[BEGIN RECORDS PROVIDED]

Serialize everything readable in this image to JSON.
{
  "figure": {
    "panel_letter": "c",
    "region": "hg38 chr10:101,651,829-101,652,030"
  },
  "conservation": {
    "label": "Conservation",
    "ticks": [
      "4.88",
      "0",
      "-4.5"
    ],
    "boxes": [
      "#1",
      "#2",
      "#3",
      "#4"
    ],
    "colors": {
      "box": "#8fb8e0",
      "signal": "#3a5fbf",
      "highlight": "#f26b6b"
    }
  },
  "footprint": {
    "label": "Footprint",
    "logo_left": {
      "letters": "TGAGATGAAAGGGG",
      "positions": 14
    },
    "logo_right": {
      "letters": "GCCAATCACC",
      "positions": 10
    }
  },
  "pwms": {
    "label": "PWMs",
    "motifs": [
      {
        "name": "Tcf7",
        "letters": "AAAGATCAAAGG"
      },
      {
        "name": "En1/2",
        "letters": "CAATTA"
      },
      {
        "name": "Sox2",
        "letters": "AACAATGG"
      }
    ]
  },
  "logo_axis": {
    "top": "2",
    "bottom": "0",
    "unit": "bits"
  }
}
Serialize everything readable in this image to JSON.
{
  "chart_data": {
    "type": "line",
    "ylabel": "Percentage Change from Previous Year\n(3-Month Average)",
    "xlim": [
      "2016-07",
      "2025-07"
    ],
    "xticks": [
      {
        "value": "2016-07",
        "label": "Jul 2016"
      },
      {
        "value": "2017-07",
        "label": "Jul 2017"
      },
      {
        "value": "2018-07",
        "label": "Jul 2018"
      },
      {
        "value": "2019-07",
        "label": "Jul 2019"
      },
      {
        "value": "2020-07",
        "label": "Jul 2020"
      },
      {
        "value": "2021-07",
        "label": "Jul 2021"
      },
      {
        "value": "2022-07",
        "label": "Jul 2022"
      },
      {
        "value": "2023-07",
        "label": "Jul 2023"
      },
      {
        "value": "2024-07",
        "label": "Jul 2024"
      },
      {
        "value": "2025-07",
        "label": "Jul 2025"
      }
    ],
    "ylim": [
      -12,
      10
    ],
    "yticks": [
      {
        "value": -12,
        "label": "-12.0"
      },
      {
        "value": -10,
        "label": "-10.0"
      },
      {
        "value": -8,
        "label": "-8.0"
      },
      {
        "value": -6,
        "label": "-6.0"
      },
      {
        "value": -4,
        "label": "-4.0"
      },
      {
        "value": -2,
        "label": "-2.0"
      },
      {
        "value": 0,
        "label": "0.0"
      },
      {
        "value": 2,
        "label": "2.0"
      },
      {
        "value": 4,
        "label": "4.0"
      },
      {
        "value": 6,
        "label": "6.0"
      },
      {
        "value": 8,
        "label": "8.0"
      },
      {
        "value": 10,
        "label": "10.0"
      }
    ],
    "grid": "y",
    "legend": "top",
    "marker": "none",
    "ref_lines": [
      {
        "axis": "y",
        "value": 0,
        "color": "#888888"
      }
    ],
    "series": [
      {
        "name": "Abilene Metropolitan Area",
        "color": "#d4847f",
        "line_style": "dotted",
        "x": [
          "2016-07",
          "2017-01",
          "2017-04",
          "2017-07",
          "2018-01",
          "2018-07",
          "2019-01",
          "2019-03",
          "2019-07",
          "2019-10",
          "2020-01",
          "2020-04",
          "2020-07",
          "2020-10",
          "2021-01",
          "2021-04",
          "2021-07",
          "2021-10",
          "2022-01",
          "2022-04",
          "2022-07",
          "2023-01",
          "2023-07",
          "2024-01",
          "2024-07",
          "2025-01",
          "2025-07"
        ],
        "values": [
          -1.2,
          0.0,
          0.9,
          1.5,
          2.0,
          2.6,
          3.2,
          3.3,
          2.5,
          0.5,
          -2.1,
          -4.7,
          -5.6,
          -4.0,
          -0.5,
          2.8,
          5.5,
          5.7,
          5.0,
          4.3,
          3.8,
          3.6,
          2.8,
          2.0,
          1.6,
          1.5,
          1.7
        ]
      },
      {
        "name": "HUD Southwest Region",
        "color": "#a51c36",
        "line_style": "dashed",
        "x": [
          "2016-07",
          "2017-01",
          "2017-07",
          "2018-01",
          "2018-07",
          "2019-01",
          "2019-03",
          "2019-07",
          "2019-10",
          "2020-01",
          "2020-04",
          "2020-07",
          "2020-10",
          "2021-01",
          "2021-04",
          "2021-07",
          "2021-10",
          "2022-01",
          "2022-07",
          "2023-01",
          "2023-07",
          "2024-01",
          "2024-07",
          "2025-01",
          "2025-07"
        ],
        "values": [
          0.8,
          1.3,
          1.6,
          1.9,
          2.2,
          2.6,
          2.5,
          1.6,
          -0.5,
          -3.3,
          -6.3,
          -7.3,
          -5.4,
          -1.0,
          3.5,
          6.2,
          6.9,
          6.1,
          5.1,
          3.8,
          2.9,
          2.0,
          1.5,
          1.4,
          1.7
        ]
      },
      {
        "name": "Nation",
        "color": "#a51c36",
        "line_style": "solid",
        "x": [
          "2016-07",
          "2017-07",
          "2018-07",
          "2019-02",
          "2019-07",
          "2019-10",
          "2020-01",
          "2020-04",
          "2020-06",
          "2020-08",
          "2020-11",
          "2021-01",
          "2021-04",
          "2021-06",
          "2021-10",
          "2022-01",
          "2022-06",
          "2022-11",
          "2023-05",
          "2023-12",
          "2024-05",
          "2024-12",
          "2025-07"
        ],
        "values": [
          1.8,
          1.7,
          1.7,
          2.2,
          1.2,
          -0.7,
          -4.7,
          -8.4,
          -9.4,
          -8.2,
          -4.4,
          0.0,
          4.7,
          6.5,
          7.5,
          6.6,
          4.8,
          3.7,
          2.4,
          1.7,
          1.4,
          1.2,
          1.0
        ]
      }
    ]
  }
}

[END RECORDS PROVIDED]

**JOB**
Each line of the material should be duplicated exactly, please.

**WRITTEN RESPONSE**
Serialize everything readable in this image to JSON.
{
  "figure": {
    "panel_letter": "c",
    "region": "hg38 chr10:101,651,829-101,652,030"
  },
  "conservation": {
    "label": "Conservation",
    "ticks": [
      "4.88",
      "0",
      "-4.5"
    ],
    "boxes": [
      "#1",
      "#2",
      "#3",
      "#4"
    ],
    "colors": {
      "box": "#8fb8e0",
      "signal": "#3a5fbf",
      "highlight": "#f26b6b"
    }
  },
  "footprint": {
    "label": "Footprint",
    "logo_left": {
      "letters": "TGAGATGAAAGGGG",
      "positions": 14
    },
    "logo_right": {
      "letters": "GCCAATCACC",
      "positions": 10
    }
  },
  "pwms": {
    "label": "PWMs",
    "motifs": [
      {
        "name": "Tcf7",
        "letters": "AAAGATCAAAGG"
      },
      {
        "name": "En1/2",
        "letters": "CAATTA"
      },
      {
        "name": "Sox2",
        "letters": "AACAATGG"
      }
    ]
  },
  "logo_axis": {
    "top": "2",
    "bottom": "0",
    "unit": "bits"
  }
}
Serialize everything readable in this image to JSON.
{
  "chart_data": {
    "type": "line",
    "ylabel": "Percentage Change from Previous Year\n(3-Month Average)",
    "xlim": [
      "2016-07",
      "2025-07"
    ],
    "xticks": [
      {
        "value": "2016-07",
        "label": "Jul 2016"
      },
      {
        "value": "2017-07",
        "label": "Jul 2017"
      },
      {
        "value": "2018-07",
        "label": "Jul 2018"
      },
      {
        "value": "2019-07",
        "label": "Jul 2019"
      },
      {
        "value": "2020-07",
        "label": "Jul 2020"
      },
      {
        "value": "2021-07",
        "label": "Jul 2021"
      },
      {
        "value": "2022-07",
        "label": "Jul 2022"
      },
      {
        "value": "2023-07",
        "label": "Jul 2023"
      },
      {
        "value": "2024-07",
        "label": "Jul 2024"
      },
      {
        "value": "2025-07",
        "label": "Jul 2025"
      }
    ],
    "ylim": [
      -12,
      10
    ],
    "yticks": [
      {
        "value": -12,
        "label": "-12.0"
      },
      {
        "value": -10,
        "label": "-10.0"
      },
      {
        "value": -8,
        "label": "-8.0"
      },
      {
        "value": -6,
        "label": "-6.0"
      },
      {
        "value": -4,
        "label": "-4.0"
      },
      {
        "value": -2,
        "label": "-2.0"
      },
      {
        "value": 0,
        "label": "0.0"
      },
      {
        "value": 2,
        "label": "2.0"
      },
      {
        "value": 4,
        "label": "4.0"
      },
      {
        "value": 6,
        "label": "6.0"
      },
      {
        "value": 8,
        "label": "8.0"
      },
      {
        "value": 10,
        "label": "10.0"
      }
    ],
    "grid": "y",
    "legend": "top",
    "marker": "none",
    "ref_lines": [
      {
        "axis": "y",
        "value": 0,
        "color": "#888888"
      }
    ],
    "series": [
      {
        "name": "Abilene Metropolitan Area",
        "color": "#d4847f",
        "line_style": "dotted",
        "x": [
          "2016-07",
          "2017-01",
          "2017-04",
          "2017-07",
          "2018-01",
          "2018-07",
          "2019-01",
          "2019-03",
          "2019-07",
          "2019-10",
          "2020-01",
          "2020-04",
          "2020-07",
          "2020-10",
          "2021-01",
          "2021-04",
          "2021-07",
          "2021-10",
          "2022-01",
          "2022-04",
          "2022-07",
          "2023-01",
          "2023-07",
          "2024-01",
          "2024-07",
          "2025-01",
          "2025-07"
        ],
        "values": [
          -1.2,
          0.0,
          0.9,
          1.5,
          2.0,
          2.6,
          3.2,
          3.3,
          2.5,
          0.5,
          -2.1,
          -4.7,
          -5.6,
          -4.0,
          -0.5,
          2.8,
          5.5,
          5.7,
          5.0,
          4.3,
          3.8,
          3.6,
          2.8,
          2.0,
          1.6,
          1.5,
          1.7
        ]
      },
      {
        "name": "HUD Southwest Region",
        "color": "#a51c36",
        "line_style": "dashed",
        "x": [
          "2016-07",
          "2017-01",
          "2017-07",
          "2018-01",
          "2018-07",
          "2019-01",
          "2019-03",
          "2019-07",
          "2019-10",
          "2020-01",
          "2020-04",
          "2020-07",
          "2020-10",
          "2021-01",
          "2021-04",
          "2021-07",
          "2021-10",
          "2022-01",
          "2022-07",
          "2023-01",
          "2023-07",
          "2024-01",
          "2024-07",
          "2025-01",
          "2025-07"
        ],
        "values": [
          0.8,
          1.3,
          1.6,
          1.9,
          2.2,
          2.6,
          2.5,
          1.6,
          -0.5,
          -3.3,
          -6.3,
          -7.3,
          -5.4,
          -1.0,
          3.5,
          6.2,
          6.9,
          6.1,
          5.1,
          3.8,
          2.9,
          2.0,
          1.5,
          1.4,
          1.7
        ]
      },
      {
        "name": "Nation",
        "color": "#a51c36",
        "line_style": "solid",
        "x": [
          "2016-07",
          "2017-07",
          "2018-07",
          "2019-02",
          "2019-07",
          "2019-10",
          "2020-01",
          "2020-04",
          "2020-06",
          "2020-08",
          "2020-11",
          "2021-01",
          "2021-04",
          "2021-06",
          "2021-10",
          "2022-01",
          "2022-06",
          "2022-11",
          "2023-05",
          "2023-12",
          "2024-05",
          "2024-12",
          "2025-07"
        ],
        "values": [
          1.8,
          1.7,
          1.7,
          2.2,
          1.2,
          -0.7,
          -4.7,
          -8.4,
          -9.4,
          -8.2,
          -4.4,
          0.0,
          4.7,
          6.5,
          7.5,
          6.6,
          4.8,
          3.7,
          2.4,
          1.7,
          1.4,
          1.2,
          1.0
        ]
      }
    ]
  }
}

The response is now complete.